- **DATA IN THIS EXERCISE**
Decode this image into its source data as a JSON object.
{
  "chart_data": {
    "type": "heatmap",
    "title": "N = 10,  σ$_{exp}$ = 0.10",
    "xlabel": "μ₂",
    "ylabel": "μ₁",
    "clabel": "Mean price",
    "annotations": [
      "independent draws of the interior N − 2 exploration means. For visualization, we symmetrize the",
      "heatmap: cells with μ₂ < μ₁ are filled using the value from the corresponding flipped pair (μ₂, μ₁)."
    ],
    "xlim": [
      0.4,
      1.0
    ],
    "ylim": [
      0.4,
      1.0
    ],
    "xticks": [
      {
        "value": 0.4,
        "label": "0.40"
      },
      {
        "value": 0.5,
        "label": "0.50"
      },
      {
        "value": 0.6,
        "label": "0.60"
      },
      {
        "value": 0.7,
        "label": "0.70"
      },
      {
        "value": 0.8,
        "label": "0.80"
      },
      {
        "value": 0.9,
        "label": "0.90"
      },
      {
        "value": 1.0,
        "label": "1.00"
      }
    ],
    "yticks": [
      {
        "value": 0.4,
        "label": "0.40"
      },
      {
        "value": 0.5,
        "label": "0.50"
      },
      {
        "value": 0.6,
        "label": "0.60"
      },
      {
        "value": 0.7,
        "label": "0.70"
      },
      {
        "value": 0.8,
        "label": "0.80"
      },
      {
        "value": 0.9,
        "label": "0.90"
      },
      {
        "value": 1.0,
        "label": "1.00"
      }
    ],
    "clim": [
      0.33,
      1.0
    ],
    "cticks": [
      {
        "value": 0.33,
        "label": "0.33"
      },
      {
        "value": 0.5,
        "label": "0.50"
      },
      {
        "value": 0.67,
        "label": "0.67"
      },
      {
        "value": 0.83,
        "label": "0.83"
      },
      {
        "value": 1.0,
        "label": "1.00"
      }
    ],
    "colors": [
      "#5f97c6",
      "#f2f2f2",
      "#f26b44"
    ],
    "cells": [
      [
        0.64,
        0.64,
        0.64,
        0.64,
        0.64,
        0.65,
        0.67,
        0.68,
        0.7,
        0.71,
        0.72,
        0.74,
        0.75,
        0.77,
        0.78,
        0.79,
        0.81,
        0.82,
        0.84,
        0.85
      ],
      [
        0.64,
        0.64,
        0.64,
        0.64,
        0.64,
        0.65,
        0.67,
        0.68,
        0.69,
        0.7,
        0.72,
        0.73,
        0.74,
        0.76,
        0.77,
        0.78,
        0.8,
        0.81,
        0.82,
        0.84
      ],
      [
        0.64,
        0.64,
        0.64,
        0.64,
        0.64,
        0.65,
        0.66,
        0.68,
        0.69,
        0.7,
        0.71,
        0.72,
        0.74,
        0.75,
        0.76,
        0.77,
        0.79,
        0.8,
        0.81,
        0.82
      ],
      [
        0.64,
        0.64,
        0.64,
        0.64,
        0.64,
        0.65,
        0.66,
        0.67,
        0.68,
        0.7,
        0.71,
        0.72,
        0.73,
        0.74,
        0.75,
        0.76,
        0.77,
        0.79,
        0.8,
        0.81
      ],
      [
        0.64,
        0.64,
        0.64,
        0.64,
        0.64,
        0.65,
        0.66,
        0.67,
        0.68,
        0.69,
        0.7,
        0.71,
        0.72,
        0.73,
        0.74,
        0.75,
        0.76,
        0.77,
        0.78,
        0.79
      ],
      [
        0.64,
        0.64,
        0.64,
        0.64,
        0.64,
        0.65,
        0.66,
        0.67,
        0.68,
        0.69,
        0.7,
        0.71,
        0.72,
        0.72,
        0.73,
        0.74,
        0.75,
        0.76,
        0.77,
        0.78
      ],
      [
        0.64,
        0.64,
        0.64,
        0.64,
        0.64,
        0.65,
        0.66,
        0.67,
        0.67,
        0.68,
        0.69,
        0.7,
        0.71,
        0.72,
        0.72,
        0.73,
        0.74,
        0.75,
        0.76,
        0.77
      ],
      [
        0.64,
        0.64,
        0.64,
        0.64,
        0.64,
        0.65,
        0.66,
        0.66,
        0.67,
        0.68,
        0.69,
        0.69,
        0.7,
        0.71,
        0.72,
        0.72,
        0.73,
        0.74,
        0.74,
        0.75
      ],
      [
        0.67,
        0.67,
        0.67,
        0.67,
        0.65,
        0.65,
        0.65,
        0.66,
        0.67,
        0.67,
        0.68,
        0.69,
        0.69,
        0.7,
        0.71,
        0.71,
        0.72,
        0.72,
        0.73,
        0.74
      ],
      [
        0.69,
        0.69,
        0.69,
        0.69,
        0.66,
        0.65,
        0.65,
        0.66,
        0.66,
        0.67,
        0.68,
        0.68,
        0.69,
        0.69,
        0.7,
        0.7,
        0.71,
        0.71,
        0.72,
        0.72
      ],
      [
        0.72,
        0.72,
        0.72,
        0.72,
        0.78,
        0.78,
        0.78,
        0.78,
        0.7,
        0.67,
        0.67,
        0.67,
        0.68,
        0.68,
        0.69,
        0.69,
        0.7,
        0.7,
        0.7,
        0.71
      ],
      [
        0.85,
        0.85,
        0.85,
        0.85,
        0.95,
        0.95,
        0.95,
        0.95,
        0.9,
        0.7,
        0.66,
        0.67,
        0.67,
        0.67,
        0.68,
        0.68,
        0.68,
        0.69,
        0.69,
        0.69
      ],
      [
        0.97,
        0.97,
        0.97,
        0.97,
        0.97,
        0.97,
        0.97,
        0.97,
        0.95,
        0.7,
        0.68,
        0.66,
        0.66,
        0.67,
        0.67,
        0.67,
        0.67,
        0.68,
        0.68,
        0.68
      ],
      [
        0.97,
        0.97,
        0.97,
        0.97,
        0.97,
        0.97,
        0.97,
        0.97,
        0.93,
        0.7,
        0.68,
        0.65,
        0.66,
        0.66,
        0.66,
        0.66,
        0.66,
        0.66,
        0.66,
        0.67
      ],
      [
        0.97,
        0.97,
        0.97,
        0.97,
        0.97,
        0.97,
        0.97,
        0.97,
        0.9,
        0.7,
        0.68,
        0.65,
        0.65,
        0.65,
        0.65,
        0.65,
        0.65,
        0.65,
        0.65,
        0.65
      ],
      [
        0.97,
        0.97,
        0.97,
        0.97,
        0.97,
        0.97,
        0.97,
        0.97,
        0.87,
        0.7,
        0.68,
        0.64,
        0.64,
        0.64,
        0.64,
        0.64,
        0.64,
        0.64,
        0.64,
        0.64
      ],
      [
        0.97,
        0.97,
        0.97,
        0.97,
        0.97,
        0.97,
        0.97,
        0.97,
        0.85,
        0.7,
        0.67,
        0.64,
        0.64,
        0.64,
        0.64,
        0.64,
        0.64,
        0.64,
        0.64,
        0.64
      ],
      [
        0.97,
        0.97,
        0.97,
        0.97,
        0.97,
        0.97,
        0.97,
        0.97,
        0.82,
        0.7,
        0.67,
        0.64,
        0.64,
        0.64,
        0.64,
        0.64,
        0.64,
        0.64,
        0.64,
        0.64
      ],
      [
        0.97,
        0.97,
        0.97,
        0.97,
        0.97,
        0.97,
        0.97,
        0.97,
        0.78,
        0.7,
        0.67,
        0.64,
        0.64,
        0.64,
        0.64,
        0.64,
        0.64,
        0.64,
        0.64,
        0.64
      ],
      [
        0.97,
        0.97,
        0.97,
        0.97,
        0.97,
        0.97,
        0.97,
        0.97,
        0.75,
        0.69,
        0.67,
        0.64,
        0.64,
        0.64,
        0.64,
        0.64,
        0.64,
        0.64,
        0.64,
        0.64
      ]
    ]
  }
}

- **WHAT TO PRODUCE**
Gather each line of the records holding the string "cells".

- **RESULT**
      "heatmap: cells with μ₂ < μ₁ are filled using the value from the corresponding flipped pair (μ₂, μ₁)."
    "cells": [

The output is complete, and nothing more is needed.